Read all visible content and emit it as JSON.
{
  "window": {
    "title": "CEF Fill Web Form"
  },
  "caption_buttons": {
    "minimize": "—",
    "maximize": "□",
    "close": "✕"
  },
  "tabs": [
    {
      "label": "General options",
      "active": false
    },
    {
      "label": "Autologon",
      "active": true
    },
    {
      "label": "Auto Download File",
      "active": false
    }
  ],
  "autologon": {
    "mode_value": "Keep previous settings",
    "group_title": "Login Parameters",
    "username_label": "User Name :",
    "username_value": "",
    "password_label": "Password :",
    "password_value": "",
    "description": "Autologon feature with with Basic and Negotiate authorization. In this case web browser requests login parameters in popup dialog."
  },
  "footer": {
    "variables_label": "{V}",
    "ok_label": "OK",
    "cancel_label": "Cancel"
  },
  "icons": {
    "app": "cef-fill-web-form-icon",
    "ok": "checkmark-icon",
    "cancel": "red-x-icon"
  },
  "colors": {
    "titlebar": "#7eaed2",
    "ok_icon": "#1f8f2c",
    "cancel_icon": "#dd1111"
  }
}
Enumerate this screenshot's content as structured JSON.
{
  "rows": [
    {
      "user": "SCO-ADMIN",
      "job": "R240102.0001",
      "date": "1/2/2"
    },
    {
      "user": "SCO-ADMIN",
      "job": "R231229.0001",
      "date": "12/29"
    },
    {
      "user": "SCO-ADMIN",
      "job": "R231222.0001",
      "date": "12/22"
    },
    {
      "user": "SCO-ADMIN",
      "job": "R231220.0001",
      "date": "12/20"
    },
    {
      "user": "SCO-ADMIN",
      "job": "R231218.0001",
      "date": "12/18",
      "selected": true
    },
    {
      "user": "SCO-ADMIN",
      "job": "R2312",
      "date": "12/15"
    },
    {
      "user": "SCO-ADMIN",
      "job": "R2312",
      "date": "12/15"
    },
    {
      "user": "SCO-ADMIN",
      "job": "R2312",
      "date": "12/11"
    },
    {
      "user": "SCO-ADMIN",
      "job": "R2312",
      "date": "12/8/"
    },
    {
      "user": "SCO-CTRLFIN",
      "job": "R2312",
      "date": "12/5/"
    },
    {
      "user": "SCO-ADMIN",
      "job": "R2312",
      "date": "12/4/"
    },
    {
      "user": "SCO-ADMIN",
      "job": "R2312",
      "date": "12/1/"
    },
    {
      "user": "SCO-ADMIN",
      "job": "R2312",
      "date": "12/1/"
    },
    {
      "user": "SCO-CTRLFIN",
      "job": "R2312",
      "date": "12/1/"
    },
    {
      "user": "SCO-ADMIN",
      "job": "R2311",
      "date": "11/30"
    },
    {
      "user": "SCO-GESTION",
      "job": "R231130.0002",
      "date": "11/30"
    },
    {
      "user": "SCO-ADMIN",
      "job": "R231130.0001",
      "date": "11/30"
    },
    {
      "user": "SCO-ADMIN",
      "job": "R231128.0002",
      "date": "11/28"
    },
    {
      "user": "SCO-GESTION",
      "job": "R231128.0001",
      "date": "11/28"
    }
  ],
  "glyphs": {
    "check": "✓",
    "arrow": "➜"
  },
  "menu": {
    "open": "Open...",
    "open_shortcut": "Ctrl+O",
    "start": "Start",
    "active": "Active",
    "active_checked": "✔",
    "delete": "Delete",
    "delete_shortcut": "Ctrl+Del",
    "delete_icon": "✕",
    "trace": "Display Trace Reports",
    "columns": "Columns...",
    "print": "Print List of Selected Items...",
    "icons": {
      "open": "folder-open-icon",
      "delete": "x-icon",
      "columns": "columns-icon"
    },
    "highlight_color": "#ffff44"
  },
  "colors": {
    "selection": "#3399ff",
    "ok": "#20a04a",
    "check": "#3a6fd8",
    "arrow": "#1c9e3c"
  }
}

• _WHAT YOU ARE ASKED TO DO_
Return every line of the preceding records in which the word "content" appears.

• _FINAL RESULT_
Read all visible content and emit it as JSON.
Enumerate this screenshot's content as structured JSON.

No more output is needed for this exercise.